Qatar’s propaganda channel Al-Jazeera and Al-Qaradawi, too, saturated the airwaves with support for Ahrar, which in turn helped Al-Nusra raise recruits and money. But Qatar went beyond indirect media support for Al-Nusra: the emir of Al-Nusra, Abu Muhammad al-Jolani, was brought onto Al-Jazeera repeatedly to spread his extremist ideology while claiming to be a moderate whose only interest was fighting Bashar al-Assad’s regime. (Al-Jazeera’s coverage of the Syrian war in general inflamed sectarianism and empowered the most extreme elements of the insurgency. Faisal Qasim advocating genocide against Alawis, the sect from which Assad comes, was a low moment.)
Then there was Qatar acting as hostage broker for Al-Nusra: when Westerners were kidnapped, Doha would facilitate the transfer of cash to Al-Nusra, funding the group’s operations and allowing it to overpower the moderate opposition, and then facilitate the release of the hostage, gaining political credit from Western governments. This highly negative but self-reinforcing feedback loop went on for many years, and has now resulted in charges being brought in an American court against Qatar for terror-financing.
This is not exhaustive even on what Qatar did with Al-Nusra; it does not delve into the financiers camped in hotels on the Turkish border who gave freely to Al-Nusra, and beyond Al-Nusra it does not deal with the billion-dollar deal Qatar did that sent money to both Al-Nusra and Iran, Sunni and Shi’a extremists, while facilitating the ethnic cleansing of four Syrian towns.
When challenged on such behaviours, Qatar has often falsely claimed to be engaging bad actors for pragmatic reasons or even to moderate them. Again, as the example of Al-Nusra shows, this is wrong; a group was empowered to the point that it swallowed the Syrian rebellion.
So, have these tactics ended? No, they have not.
In Libya, Al-Qaeda-linked figures continue to benefit from Qatari largesse (and Turkish logistics and military support), as in Syria. In Sudan, the Qatari regime has used “humanitarian” fronts to forward its Islamist message in the wake of Omar al-Bashir’s downfall, supporting the Muslim Brotherhood and similar groups to empower them as the post-dictatorial power-struggle plays out.
In Africa, from Nigeria in the west to Somalia in the east, Qatar is there with its chequebook to pay Islamist militants who take Westerners hostage. The case last month of Italian citizen Silvia Romano, released by Al-Qaeda’s Somali branch, Al-Shabab, after Qatar’s intercession, drew from the same playbook.

**PROBLEMS AND TASKS:**
[1] In the text on Qatar and Al-Nusra, who is named as the emir of Al-Nusra?
[2] Write a continuation of the text on Qatar's backing of Islamist groups, starting after its final sentence.

**RAW DATA:**
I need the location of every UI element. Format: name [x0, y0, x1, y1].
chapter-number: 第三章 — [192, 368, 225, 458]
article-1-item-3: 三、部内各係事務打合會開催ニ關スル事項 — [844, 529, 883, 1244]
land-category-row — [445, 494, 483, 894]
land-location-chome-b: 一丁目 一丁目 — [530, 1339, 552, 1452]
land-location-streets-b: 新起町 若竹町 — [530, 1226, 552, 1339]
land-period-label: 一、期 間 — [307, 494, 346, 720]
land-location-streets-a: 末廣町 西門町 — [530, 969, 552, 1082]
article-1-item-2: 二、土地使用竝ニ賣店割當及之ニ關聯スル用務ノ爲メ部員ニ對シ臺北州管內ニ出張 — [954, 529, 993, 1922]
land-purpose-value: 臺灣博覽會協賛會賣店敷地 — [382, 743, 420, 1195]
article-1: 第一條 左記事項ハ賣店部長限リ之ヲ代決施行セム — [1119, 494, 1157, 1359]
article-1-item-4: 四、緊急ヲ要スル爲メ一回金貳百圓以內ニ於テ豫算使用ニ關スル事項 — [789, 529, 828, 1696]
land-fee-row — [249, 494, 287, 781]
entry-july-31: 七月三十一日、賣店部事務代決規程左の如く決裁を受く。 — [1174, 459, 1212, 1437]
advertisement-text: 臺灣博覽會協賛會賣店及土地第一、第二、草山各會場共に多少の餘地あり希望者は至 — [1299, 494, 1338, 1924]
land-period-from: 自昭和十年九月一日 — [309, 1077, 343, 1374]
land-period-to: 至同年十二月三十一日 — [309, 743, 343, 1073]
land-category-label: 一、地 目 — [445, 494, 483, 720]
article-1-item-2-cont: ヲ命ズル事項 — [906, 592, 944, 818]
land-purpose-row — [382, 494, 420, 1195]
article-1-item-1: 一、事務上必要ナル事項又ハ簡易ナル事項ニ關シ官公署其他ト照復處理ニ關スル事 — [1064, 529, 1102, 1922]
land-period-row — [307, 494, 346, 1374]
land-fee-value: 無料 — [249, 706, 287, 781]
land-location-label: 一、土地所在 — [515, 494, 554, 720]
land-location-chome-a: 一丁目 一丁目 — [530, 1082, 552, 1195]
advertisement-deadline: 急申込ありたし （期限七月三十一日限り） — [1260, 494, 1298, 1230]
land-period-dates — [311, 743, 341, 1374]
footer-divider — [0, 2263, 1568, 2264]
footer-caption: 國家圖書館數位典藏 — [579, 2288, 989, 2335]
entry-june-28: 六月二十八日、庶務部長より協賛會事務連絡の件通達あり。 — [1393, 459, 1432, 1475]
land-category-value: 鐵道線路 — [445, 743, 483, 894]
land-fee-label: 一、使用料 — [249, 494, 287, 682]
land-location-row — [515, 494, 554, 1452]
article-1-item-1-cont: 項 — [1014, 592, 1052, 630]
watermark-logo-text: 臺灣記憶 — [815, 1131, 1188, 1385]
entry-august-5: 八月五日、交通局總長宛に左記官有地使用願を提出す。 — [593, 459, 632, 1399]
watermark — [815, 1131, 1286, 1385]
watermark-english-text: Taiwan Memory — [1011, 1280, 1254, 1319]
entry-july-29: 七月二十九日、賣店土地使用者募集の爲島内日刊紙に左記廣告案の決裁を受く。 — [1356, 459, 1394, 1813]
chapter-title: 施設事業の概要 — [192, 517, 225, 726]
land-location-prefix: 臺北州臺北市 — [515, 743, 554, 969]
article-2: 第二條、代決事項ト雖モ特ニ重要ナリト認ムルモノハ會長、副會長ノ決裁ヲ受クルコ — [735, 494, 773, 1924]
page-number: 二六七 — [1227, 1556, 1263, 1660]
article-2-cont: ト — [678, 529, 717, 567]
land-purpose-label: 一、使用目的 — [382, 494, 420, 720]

**ANSWERS:**
[1] Abu Muhammad al-Jolani

[2]
In Somalia, Qatar has even, as The New York Times reported, gone a step beyond what it has (provably) done in Libya and Syria by directly orchestrating a terrorist attack against the U.A.E. through Al-Shabab. Somalia’s former intelligence chief confirmed that Qatar conspired to fund Al-Shabab.
And as experts have made clear, Qatari commitment to disseminating extremist propaganda and boosting the message of extremists like Al-Qaradawi—who is embraced personally by the Qatari emir every year during Ramadan—remains undiminished.
Away from regional politics directly, in our interconnected world domestic repression is not solely an internal affair, and Qatar’s abusive domestic practices, specifically the mistreatment of the migrant workers, has become more dangerous to everybody during the coronavirus pandemic, with possible regional effects; time will tell.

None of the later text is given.